> **What to work on**
Every entry that follows needs to be repeated exactly.

> **Data for this task**
-- -- --
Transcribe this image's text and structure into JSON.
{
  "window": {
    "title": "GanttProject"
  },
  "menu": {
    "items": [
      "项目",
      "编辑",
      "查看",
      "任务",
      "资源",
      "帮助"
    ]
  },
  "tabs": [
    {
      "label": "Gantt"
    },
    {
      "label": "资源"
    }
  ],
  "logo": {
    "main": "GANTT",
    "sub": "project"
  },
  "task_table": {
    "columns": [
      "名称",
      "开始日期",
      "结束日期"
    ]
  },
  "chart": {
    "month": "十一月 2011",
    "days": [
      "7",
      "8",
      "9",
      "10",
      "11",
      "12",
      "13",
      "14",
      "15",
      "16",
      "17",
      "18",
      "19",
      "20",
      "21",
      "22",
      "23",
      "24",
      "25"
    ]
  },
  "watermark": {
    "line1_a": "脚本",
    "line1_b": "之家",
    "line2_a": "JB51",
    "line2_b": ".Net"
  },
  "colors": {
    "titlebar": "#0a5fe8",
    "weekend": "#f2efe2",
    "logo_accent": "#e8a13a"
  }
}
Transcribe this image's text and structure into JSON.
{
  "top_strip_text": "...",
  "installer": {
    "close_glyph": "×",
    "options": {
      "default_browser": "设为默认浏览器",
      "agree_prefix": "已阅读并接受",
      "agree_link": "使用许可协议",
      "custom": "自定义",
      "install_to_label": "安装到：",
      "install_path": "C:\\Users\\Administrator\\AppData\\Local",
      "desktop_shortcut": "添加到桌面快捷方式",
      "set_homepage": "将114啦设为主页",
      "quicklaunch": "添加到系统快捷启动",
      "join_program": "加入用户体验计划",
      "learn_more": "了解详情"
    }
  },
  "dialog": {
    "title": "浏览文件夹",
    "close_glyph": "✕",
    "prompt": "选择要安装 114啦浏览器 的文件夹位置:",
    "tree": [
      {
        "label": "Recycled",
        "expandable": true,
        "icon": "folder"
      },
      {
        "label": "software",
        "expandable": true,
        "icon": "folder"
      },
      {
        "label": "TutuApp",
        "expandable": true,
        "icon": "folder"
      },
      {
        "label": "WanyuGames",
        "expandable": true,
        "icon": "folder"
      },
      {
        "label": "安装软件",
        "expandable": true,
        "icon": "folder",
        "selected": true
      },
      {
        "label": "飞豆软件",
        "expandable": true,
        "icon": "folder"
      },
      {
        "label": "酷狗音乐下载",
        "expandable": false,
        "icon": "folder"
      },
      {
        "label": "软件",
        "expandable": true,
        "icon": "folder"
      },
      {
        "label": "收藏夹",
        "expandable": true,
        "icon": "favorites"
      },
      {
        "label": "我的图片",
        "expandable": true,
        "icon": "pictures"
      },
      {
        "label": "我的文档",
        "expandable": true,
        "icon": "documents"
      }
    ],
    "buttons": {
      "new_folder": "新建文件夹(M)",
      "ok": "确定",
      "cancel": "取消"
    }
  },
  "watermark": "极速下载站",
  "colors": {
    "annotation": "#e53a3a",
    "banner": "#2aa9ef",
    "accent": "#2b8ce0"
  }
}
-- -- --
> **Result of this exercise**
Transcribe this image's text and structure into JSON.
{
  "window": {
    "title": "GanttProject"
  },
  "menu": {
    "items": [
      "项目",
      "编辑",
      "查看",
      "任务",
      "资源",
      "帮助"
    ]
  },
  "tabs": [
    {
      "label": "Gantt"
    },
    {
      "label": "资源"
    }
  ],
  "logo": {
    "main": "GANTT",
    "sub": "project"
  },
  "task_table": {
    "columns": [
      "名称",
      "开始日期",
      "结束日期"
    ]
  },
  "chart": {
    "month": "十一月 2011",
    "days": [
      "7",
      "8",
      "9",
      "10",
      "11",
      "12",
      "13",
      "14",
      "15",
      "16",
      "17",
      "18",
      "19",
      "20",
      "21",
      "22",
      "23",
      "24",
      "25"
    ]
  },
  "watermark": {
    "line1_a": "脚本",
    "line1_b": "之家",
    "line2_a": "JB51",
    "line2_b": ".Net"
  },
  "colors": {
    "titlebar": "#0a5fe8",
    "weekend": "#f2efe2",
    "logo_accent": "#e8a13a"
  }
}
Transcribe this image's text and structure into JSON.
{
  "top_strip_text": "...",
  "installer": {
    "close_glyph": "×",
    "options": {
      "default_browser": "设为默认浏览器",
      "agree_prefix": "已阅读并接受",
      "agree_link": "使用许可协议",
      "custom": "自定义",
      "install_to_label": "安装到：",
      "install_path": "C:\\Users\\Administrator\\AppData\\Local",
      "desktop_shortcut": "添加到桌面快捷方式",
      "set_homepage": "将114啦设为主页",
      "quicklaunch": "添加到系统快捷启动",
      "join_program": "加入用户体验计划",
      "learn_more": "了解详情"
    }
  },
  "dialog": {
    "title": "浏览文件夹",
    "close_glyph": "✕",
    "prompt": "选择要安装 114啦浏览器 的文件夹位置:",
    "tree": [
      {
        "label": "Recycled",
        "expandable": true,
        "icon": "folder"
      },
      {
        "label": "software",
        "expandable": true,
        "icon": "folder"
      },
      {
        "label": "TutuApp",
        "expandable": true,
        "icon": "folder"
      },
      {
        "label": "WanyuGames",
        "expandable": true,
        "icon": "folder"
      },
      {
        "label": "安装软件",
        "expandable": true,
        "icon": "folder",
        "selected": true
      },
      {
        "label": "飞豆软件",
        "expandable": true,
        "icon": "folder"
      },
      {
        "label": "酷狗音乐下载",
        "expandable": false,
        "icon": "folder"
      },
      {
        "label": "软件",
        "expandable": true,
        "icon": "folder"
      },
      {
        "label": "收藏夹",
        "expandable": true,
        "icon": "favorites"
      },
      {
        "label": "我的图片",
        "expandable": true,
        "icon": "pictures"
      },
      {
        "label": "我的文档",
        "expandable": true,
        "icon": "documents"
      }
    ],
    "buttons": {
      "new_folder": "新建文件夹(M)",
      "ok": "确定",
      "cancel": "取消"
    }
  },
  "watermark": "极速下载站",
  "colors": {
    "annotation": "#e53a3a",
    "banner": "#2aa9ef",
    "accent": "#2b8ce0"
  }
}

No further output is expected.